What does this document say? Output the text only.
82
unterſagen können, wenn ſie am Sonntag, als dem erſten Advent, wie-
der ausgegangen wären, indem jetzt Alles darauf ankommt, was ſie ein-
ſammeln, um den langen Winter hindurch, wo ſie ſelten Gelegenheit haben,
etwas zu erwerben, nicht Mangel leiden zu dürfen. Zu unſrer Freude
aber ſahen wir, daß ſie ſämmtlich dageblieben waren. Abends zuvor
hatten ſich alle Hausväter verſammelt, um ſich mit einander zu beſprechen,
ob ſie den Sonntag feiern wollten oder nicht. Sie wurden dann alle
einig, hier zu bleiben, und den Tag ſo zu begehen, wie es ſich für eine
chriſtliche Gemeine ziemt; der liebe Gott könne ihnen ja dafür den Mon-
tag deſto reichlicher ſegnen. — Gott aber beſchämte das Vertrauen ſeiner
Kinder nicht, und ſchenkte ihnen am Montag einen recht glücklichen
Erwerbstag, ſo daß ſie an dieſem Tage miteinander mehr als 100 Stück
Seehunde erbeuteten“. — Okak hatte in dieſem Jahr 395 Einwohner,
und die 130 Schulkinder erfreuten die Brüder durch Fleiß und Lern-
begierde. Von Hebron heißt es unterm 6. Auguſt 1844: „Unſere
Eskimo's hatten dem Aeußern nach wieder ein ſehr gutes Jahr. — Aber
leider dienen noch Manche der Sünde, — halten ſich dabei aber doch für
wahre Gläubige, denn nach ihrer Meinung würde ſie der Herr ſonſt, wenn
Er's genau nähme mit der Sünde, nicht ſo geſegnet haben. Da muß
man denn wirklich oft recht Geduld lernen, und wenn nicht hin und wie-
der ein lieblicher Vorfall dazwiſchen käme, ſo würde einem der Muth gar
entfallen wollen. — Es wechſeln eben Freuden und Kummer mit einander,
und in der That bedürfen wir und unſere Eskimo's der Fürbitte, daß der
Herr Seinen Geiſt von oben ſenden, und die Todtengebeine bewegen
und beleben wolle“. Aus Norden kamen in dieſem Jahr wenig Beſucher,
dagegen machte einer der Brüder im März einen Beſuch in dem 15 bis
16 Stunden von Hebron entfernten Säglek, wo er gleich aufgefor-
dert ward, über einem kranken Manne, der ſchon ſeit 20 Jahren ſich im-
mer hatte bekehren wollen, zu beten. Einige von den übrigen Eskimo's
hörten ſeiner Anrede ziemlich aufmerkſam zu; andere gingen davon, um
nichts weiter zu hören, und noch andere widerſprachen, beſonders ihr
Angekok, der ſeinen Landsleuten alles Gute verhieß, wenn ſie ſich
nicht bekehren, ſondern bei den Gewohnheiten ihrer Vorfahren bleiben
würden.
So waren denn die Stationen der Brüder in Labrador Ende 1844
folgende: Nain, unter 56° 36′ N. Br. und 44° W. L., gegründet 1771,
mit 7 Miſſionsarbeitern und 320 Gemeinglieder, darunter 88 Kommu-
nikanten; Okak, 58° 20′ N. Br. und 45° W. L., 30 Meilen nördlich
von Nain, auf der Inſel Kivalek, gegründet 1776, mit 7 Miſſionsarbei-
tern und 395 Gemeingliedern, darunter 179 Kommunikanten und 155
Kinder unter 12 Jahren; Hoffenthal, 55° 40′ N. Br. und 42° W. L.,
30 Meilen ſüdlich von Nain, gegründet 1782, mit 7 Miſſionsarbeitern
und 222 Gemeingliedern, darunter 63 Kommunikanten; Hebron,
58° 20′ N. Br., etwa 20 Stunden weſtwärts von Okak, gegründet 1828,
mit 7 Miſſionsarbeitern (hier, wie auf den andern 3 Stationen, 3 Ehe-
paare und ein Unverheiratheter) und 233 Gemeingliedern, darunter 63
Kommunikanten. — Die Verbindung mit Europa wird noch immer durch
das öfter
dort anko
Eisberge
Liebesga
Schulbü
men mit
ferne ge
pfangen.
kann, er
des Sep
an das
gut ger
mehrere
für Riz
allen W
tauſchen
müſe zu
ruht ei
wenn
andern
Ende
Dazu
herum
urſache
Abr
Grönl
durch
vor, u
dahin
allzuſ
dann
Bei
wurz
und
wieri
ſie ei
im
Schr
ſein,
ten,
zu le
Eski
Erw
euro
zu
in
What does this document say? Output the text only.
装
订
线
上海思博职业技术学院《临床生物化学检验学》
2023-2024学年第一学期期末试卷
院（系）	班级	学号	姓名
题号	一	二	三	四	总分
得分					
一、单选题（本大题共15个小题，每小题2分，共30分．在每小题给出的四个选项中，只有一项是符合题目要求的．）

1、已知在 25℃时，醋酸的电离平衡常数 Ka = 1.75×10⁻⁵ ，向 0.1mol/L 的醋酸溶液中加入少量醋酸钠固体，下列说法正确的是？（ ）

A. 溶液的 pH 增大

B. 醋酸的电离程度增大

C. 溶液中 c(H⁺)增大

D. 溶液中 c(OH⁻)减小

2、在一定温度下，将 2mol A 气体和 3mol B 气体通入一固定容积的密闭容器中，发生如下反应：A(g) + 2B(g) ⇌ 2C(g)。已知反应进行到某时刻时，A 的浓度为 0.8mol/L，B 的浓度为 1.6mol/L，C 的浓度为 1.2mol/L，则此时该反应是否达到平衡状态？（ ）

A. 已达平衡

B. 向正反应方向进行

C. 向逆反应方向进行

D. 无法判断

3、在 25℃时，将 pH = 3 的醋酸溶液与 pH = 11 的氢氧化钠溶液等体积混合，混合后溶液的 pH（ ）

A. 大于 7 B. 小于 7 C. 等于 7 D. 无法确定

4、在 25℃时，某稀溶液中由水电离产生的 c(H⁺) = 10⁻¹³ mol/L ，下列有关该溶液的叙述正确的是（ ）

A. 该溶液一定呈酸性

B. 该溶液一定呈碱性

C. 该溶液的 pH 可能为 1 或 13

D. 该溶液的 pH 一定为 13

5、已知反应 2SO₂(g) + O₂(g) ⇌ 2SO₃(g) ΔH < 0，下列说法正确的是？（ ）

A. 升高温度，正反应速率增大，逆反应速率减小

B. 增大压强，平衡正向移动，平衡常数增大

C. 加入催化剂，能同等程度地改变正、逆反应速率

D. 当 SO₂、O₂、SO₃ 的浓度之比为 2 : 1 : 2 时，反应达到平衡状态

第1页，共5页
----
= SHORT EXERCISE =
Your task is to extract all of the records exactly.

= RESULT =
What does this document say? Output the text only.
82
unterſagen können, wenn ſie am Sonntag, als dem erſten Advent, wie-
der ausgegangen wären, indem jetzt Alles darauf ankommt, was ſie ein-
ſammeln, um den langen Winter hindurch, wo ſie ſelten Gelegenheit haben,
etwas zu erwerben, nicht Mangel leiden zu dürfen. Zu unſrer Freude
aber ſahen wir, daß ſie ſämmtlich dageblieben waren. Abends zuvor
hatten ſich alle Hausväter verſammelt, um ſich mit einander zu beſprechen,
ob ſie den Sonntag feiern wollten oder nicht. Sie wurden dann alle
einig, hier zu bleiben, und den Tag ſo zu begehen, wie es ſich für eine
chriſtliche Gemeine ziemt; der liebe Gott könne ihnen ja dafür den Mon-
tag deſto reichlicher ſegnen. — Gott aber beſchämte das Vertrauen ſeiner
Kinder nicht, und ſchenkte ihnen am Montag einen recht glücklichen
Erwerbstag, ſo daß ſie an dieſem Tage miteinander mehr als 100 Stück
Seehunde erbeuteten“. — Okak hatte in dieſem Jahr 395 Einwohner,
und die 130 Schulkinder erfreuten die Brüder durch Fleiß und Lern-
begierde. Von Hebron heißt es unterm 6. Auguſt 1844: „Unſere
Eskimo's hatten dem Aeußern nach wieder ein ſehr gutes Jahr. — Aber
leider dienen noch Manche der Sünde, — halten ſich dabei aber doch für
wahre Gläubige, denn nach ihrer Meinung würde ſie der Herr ſonſt, wenn
Er's genau nähme mit der Sünde, nicht ſo geſegnet haben. Da muß
man denn wirklich oft recht Geduld lernen, und wenn nicht hin und wie-
der ein lieblicher Vorfall dazwiſchen käme, ſo würde einem der Muth gar
entfallen wollen. — Es wechſeln eben Freuden und Kummer mit einander,
und in der That bedürfen wir und unſere Eskimo's der Fürbitte, daß der
Herr Seinen Geiſt von oben ſenden, und die Todtengebeine bewegen
und beleben wolle“. Aus Norden kamen in dieſem Jahr wenig Beſucher,
dagegen machte einer der Brüder im März einen Beſuch in dem 15 bis
16 Stunden von Hebron entfernten Säglek, wo er gleich aufgefor-
dert ward, über einem kranken Manne, der ſchon ſeit 20 Jahren ſich im-
mer hatte bekehren wollen, zu beten. Einige von den übrigen Eskimo's
hörten ſeiner Anrede ziemlich aufmerkſam zu; andere gingen davon, um
nichts weiter zu hören, und noch andere widerſprachen, beſonders ihr
Angekok, der ſeinen Landsleuten alles Gute verhieß, wenn ſie ſich
nicht bekehren, ſondern bei den Gewohnheiten ihrer Vorfahren bleiben
würden.
So waren denn die Stationen der Brüder in Labrador Ende 1844
folgende: Nain, unter 56° 36′ N. Br. und 44° W. L., gegründet 1771,
mit 7 Miſſionsarbeitern und 320 Gemeinglieder, darunter 88 Kommu-
nikanten; Okak, 58° 20′ N. Br. und 45° W. L., 30 Meilen nördlich
von Nain, auf der Inſel Kivalek, gegründet 1776, mit 7 Miſſionsarbei-
tern und 395 Gemeingliedern, darunter 179 Kommunikanten und 155
Kinder unter 12 Jahren; Hoffenthal, 55° 40′ N. Br. und 42° W. L.,
30 Meilen ſüdlich von Nain, gegründet 1782, mit 7 Miſſionsarbeitern
und 222 Gemeingliedern, darunter 63 Kommunikanten; Hebron,
58° 20′ N. Br., etwa 20 Stunden weſtwärts von Okak, gegründet 1828,
mit 7 Miſſionsarbeitern (hier, wie auf den andern 3 Stationen, 3 Ehe-
paare und ein Unverheiratheter) und 233 Gemeingliedern, darunter 63
Kommunikanten. — Die Verbindung mit Europa wird noch immer durch
das öfter
dort anko
Eisberge
Liebesga
Schulbü
men mit
ferne ge
pfangen.
kann, er
des Sep
an das
gut ger
mehrere
für Riz
allen W
tauſchen
müſe zu
ruht ei
wenn
andern
Ende
Dazu
herum
urſache
Abr
Grönl
durch
vor, u
dahin
allzuſ
dann
Bei
wurz
und
wieri
ſie ei
im
Schr
ſein,
ten,
zu le
Eski
Erw
euro
zu
in
What does this document say? Output the text only.
装
订
线
上海思博职业技术学院《临床生物化学检验学》
2023-2024学年第一学期期末试卷
院（系）	班级	学号	姓名
题号	一	二	三	四	总分
得分					
一、单选题（本大题共15个小题，每小题2分，共30分．在每小题给出的四个选项中，只有一项是符合题目要求的．）

1、已知在 25℃时，醋酸的电离平衡常数 Ka = 1.75×10⁻⁵ ，向 0.1mol/L 的醋酸溶液中加入少量醋酸钠固体，下列说法正确的是？（ ）

A. 溶液的 pH 增大

B. 醋酸的电离程度增大

C. 溶液中 c(H⁺)增大

D. 溶液中 c(OH⁻)减小

2、在一定温度下，将 2mol A 气体和 3mol B 气体通入一固定容积的密闭容器中，发生如下反应：A(g) + 2B(g) ⇌ 2C(g)。已知反应进行到某时刻时，A 的浓度为 0.8mol/L，B 的浓度为 1.6mol/L，C 的浓度为 1.2mol/L，则此时该反应是否达到平衡状态？（ ）

A. 已达平衡

B. 向正反应方向进行

C. 向逆反应方向进行

D. 无法判断

3、在 25℃时，将 pH = 3 的醋酸溶液与 pH = 11 的氢氧化钠溶液等体积混合，混合后溶液的 pH（ ）

A. 大于 7 B. 小于 7 C. 等于 7 D. 无法确定

4、在 25℃时，某稀溶液中由水电离产生的 c(H⁺) = 10⁻¹³ mol/L ，下列有关该溶液的叙述正确的是（ ）

A. 该溶液一定呈酸性

B. 该溶液一定呈碱性

C. 该溶液的 pH 可能为 1 或 13

D. 该溶液的 pH 一定为 13

5、已知反应 2SO₂(g) + O₂(g) ⇌ 2SO₃(g) ΔH < 0，下列说法正确的是？（ ）

A. 升高温度，正反应速率增大，逆反应速率减小

B. 增大压强，平衡正向移动，平衡常数增大

C. 加入催化剂，能同等程度地改变正、逆反应速率

D. 当 SO₂、O₂、SO₃ 的浓度之比为 2 : 1 : 2 时，反应达到平衡状态

第1页，共5页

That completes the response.